* [AIM]: Copy each line below that includes "quick".

* [INPUT MATERIAL]:
================

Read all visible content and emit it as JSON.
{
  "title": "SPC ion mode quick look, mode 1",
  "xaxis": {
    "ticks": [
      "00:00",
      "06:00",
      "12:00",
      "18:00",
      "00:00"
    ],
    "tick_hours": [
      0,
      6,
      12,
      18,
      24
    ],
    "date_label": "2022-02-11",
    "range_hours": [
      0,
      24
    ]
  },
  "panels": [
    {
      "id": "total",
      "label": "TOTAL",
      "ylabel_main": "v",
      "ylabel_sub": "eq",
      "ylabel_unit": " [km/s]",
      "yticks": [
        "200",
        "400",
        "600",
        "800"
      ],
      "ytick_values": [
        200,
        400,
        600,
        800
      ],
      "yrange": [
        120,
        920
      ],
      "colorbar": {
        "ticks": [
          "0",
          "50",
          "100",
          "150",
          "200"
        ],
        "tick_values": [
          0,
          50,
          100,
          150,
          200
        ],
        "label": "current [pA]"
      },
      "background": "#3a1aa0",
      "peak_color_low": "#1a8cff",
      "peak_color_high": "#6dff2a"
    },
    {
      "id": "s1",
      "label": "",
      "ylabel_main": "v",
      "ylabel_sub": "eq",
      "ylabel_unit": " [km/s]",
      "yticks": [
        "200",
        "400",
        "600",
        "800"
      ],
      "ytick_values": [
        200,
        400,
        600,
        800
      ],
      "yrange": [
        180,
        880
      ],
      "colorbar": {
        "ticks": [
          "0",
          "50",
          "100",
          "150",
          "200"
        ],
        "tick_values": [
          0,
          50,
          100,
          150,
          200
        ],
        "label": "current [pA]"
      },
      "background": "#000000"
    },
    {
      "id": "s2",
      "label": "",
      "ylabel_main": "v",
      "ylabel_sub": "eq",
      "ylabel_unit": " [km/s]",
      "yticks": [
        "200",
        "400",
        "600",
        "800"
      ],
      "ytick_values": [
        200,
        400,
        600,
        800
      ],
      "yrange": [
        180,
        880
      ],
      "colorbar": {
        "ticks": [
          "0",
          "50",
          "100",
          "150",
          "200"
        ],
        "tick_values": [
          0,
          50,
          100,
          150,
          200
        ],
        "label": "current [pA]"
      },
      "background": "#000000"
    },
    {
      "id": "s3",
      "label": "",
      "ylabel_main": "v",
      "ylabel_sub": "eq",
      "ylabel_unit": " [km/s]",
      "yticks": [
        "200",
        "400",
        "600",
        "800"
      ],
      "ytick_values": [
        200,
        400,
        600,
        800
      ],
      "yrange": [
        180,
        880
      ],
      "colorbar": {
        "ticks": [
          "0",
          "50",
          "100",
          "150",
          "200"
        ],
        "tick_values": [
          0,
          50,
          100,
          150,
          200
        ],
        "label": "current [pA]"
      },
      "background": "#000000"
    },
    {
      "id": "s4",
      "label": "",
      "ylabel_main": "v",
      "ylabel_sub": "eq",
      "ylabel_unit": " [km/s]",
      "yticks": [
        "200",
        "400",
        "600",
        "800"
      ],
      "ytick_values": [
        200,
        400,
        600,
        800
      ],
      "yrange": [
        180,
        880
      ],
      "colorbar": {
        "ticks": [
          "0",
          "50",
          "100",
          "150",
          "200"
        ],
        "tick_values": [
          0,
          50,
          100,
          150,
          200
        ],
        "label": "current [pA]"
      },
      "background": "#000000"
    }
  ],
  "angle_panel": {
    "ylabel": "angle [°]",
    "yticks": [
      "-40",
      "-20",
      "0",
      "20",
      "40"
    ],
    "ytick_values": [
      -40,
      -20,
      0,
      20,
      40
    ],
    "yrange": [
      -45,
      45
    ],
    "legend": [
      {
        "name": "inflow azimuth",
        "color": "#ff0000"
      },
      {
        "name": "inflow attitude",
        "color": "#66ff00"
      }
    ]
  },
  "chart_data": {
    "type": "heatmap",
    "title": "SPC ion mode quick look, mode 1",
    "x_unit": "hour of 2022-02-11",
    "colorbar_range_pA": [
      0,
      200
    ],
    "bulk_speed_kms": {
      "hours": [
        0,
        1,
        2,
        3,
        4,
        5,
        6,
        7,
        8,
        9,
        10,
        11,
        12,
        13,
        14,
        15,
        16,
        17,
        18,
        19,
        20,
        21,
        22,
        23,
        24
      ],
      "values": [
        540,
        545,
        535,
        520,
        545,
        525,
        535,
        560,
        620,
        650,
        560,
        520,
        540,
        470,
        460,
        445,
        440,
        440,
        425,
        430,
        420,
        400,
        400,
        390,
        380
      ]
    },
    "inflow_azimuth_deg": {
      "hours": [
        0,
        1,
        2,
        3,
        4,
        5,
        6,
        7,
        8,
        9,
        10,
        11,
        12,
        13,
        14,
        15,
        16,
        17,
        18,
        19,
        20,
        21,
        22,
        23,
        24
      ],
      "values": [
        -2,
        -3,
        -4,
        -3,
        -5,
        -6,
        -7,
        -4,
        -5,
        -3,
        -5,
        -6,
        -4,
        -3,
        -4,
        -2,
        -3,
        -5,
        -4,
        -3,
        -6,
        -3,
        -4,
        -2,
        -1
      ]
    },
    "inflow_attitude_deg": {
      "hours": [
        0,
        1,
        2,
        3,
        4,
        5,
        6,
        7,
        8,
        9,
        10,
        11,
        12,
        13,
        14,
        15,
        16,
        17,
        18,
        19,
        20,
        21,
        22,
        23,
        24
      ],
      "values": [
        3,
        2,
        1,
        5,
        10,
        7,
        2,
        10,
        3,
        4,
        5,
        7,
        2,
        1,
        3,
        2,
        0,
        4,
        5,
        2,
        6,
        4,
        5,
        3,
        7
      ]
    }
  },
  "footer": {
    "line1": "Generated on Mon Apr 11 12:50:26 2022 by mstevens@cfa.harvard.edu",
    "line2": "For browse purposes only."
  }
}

================

* [REPLY]:
  "title": "SPC ion mode quick look, mode 1",
    "title": "SPC ion mode quick look, mode 1",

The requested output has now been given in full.